Obviously I’ll wait on Question 2. You’ll have to remind me again what “white box” means.

When my Plex DB was well over 100K titles, I only had 256 GB of usable space on the volume…so it doesn’t take much.

White box == build your own, not buy an appliance.

With 120 TB of available storage, PLEX EXPORT is reporting 62,660 movies. Running dual SuperMicro servers (one server mirrors the other for redundancy) using Windows 2019 server. System is running smooth with a combination of movies, TV shows, recorded TV (using HDHomeRun tuner).

  1. There is not a number for this. You could have petabytes and petabytes of data in a server and it wouldn’t matter.
  2. I have 75,000 TV episodes in a single library on a low powered server and performance is fine. There are Plex servers with significantly more content than mine that run fine. You may experience a bit of interface lag on ■■■■■■ garbage clients like smart TV clients (of course this is also true of using e.g. Netflix/Disney/HBO/etc. on the same devices) – I recommend getting a set top box on the client side.
  3. Thunderbolt is a transfer protocol for fast data transfer over cables. These days it is implemented on top of USB-C connectors. This is not relevant to you unless you plan to be streaming data from external drives and the drives support Thunderbolt. If you are buying a server, put your data on internal drives.

--- What the task requires ---
Continue the forum thread about Plex library size and server hardware from the point where it ends.

--- Material supplied ---
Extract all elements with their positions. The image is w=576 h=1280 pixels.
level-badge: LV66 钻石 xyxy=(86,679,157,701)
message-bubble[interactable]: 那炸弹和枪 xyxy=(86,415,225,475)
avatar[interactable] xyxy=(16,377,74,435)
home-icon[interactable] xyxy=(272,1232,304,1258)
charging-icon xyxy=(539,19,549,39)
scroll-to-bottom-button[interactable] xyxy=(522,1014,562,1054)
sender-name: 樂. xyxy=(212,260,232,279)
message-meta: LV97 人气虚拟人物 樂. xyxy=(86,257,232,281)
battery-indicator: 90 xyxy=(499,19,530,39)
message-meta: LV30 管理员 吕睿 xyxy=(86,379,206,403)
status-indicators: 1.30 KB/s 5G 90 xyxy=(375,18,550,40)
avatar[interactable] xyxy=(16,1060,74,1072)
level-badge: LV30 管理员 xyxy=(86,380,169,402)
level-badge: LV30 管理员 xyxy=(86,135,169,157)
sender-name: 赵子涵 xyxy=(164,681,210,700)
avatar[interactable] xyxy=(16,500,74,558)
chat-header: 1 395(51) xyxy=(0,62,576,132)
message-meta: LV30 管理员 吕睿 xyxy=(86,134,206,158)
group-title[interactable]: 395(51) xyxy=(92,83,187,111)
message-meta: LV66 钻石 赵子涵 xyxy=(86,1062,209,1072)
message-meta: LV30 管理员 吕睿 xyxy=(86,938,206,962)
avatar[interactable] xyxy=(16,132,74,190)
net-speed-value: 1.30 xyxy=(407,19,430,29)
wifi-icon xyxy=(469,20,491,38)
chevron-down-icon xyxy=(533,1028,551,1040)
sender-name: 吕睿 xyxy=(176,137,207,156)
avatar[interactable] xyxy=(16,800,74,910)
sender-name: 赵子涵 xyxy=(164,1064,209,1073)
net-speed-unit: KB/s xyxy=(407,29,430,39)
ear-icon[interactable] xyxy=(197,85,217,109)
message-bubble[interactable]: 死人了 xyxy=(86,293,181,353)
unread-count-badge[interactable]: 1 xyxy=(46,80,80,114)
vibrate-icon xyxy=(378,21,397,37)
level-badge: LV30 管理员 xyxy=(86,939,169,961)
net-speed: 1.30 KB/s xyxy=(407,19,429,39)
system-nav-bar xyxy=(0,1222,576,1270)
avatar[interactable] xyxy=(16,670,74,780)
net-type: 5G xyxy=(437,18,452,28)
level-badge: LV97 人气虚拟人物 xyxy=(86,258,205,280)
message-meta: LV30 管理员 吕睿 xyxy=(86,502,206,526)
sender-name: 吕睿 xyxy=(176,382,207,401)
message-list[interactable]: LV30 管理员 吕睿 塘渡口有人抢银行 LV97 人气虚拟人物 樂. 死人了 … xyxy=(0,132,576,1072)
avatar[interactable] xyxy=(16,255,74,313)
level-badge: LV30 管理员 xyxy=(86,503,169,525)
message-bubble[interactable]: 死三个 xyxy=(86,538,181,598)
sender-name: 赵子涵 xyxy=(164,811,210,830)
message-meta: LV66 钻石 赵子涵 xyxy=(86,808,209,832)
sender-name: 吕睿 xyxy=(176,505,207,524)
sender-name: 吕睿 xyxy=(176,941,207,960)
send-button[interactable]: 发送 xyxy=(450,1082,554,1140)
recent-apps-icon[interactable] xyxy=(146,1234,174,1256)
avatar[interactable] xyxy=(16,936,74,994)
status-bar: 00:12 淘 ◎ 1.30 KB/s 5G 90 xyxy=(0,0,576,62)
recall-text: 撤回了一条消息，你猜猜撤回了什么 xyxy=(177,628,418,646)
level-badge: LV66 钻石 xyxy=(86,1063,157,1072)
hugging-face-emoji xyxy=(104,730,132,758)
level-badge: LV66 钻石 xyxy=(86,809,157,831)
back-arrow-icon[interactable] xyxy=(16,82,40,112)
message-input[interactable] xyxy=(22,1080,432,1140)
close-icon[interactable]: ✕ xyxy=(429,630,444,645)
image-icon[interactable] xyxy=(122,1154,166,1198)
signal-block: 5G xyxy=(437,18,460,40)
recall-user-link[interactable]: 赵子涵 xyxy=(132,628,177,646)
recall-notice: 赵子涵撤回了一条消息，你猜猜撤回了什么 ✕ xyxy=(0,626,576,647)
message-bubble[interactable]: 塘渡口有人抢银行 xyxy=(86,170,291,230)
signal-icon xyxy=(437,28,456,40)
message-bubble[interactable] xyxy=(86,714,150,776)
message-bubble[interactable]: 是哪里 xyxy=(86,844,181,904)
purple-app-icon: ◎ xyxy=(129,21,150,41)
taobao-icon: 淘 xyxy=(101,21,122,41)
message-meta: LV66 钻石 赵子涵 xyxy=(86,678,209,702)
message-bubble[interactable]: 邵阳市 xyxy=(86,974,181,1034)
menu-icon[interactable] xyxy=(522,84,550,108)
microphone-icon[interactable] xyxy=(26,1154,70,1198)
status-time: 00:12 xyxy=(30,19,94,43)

--- Response to this task ---
  4. In general caching with solid state drives is most effective for sequential data transfer. If you’re playing files, that’s sequential data transfer, but it’s rarely an issue (especially if your hard drives are in a RAID array). If you’re browsing your library, that’s not sequential data transfer. You should consider putting your metadata and library on an SSD, but server read/write caches, I wouldn’t bother. If you are planning on having many people decoding high bitrate 4K simultaneously your considerations might differ because their sequential IO will probably saturate even a RAID array of hard drives.
  5. I don’t think brand is relevant here. It sounds like you’re looking for a NAS that does most of the management stuff for you. Synology and QNap are the main brands that make those. UGreen is starting to, but isn’t quite there yet. If I’m wrong and you’re willing to manage your own, then you can just build a server with components from any brand. The main thing you’re going to want is good network connectivity, a processor with hardware video decoding (or support for a GPU with hardware decoding), enough RAM for your library, and enough storage bays to fit your data. No one knows your budget, so maybe give some info about what you’re considering and people can help steer you.